_Exercise instructions_. Return each entry exactly, omitting nothing.

_Record set_.
☆ ☆ ☆ ☆ ☆ ☆ ☆

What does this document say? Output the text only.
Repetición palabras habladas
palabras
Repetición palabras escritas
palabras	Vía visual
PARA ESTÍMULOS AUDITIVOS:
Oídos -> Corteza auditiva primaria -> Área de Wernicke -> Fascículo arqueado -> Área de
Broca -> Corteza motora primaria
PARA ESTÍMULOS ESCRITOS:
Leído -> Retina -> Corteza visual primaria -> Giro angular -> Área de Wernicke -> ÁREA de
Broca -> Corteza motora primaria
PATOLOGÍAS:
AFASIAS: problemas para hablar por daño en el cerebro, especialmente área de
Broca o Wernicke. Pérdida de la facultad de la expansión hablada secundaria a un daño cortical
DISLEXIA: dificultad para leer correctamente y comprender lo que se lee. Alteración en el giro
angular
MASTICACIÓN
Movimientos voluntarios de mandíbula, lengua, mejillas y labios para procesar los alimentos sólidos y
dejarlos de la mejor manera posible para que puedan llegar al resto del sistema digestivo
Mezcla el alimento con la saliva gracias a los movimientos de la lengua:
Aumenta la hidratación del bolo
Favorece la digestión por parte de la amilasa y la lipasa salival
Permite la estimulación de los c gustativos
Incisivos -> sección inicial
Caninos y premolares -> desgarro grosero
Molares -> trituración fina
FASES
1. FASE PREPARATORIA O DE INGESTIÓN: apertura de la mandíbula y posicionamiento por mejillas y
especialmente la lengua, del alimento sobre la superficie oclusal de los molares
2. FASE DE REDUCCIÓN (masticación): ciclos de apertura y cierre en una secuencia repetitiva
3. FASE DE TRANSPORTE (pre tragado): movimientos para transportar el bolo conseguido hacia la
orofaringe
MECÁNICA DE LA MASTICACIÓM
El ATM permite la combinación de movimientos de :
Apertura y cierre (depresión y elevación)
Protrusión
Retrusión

☆ ☆ ☆ ☆ ☆ ☆ ☆

_Exercise result_.
What does this document say? Output the text only.
Repetición palabras habladas
palabras
Repetición palabras escritas
palabras	Vía visual
PARA ESTÍMULOS AUDITIVOS:
Oídos -> Corteza auditiva primaria -> Área de Wernicke -> Fascículo arqueado -> Área de
Broca -> Corteza motora primaria
PARA ESTÍMULOS ESCRITOS:
Leído -> Retina -> Corteza visual primaria -> Giro angular -> Área de Wernicke -> ÁREA de
Broca -> Corteza motora primaria
PATOLOGÍAS:
AFASIAS: problemas para hablar por daño en el cerebro, especialmente área de
Broca o Wernicke. Pérdida de la facultad de la expansión hablada secundaria a un daño cortical
DISLEXIA: dificultad para leer correctamente y comprender lo que se lee. Alteración en el giro
angular
MASTICACIÓN
Movimientos voluntarios de mandíbula, lengua, mejillas y labios para procesar los alimentos sólidos y
dejarlos de la mejor manera posible para que puedan llegar al resto del sistema digestivo
Mezcla el alimento con la saliva gracias a los movimientos de la lengua:
Aumenta la hidratación del bolo
Favorece la digestión por parte de la amilasa y la lipasa salival
Permite la estimulación de los c gustativos
Incisivos -> sección inicial
Caninos y premolares -> desgarro grosero
Molares -> trituración fina
FASES
1. FASE PREPARATORIA O DE INGESTIÓN: apertura de la mandíbula y posicionamiento por mejillas y
especialmente la lengua, del alimento sobre la superficie oclusal de los molares
2. FASE DE REDUCCIÓN (masticación): ciclos de apertura y cierre en una secuencia repetitiva
3. FASE DE TRANSPORTE (pre tragado): movimientos para transportar el bolo conseguido hacia la
orofaringe
MECÁNICA DE LA MASTICACIÓM
El ATM permite la combinación de movimientos de :
Apertura y cierre (depresión y elevación)
Protrusión
Retrusión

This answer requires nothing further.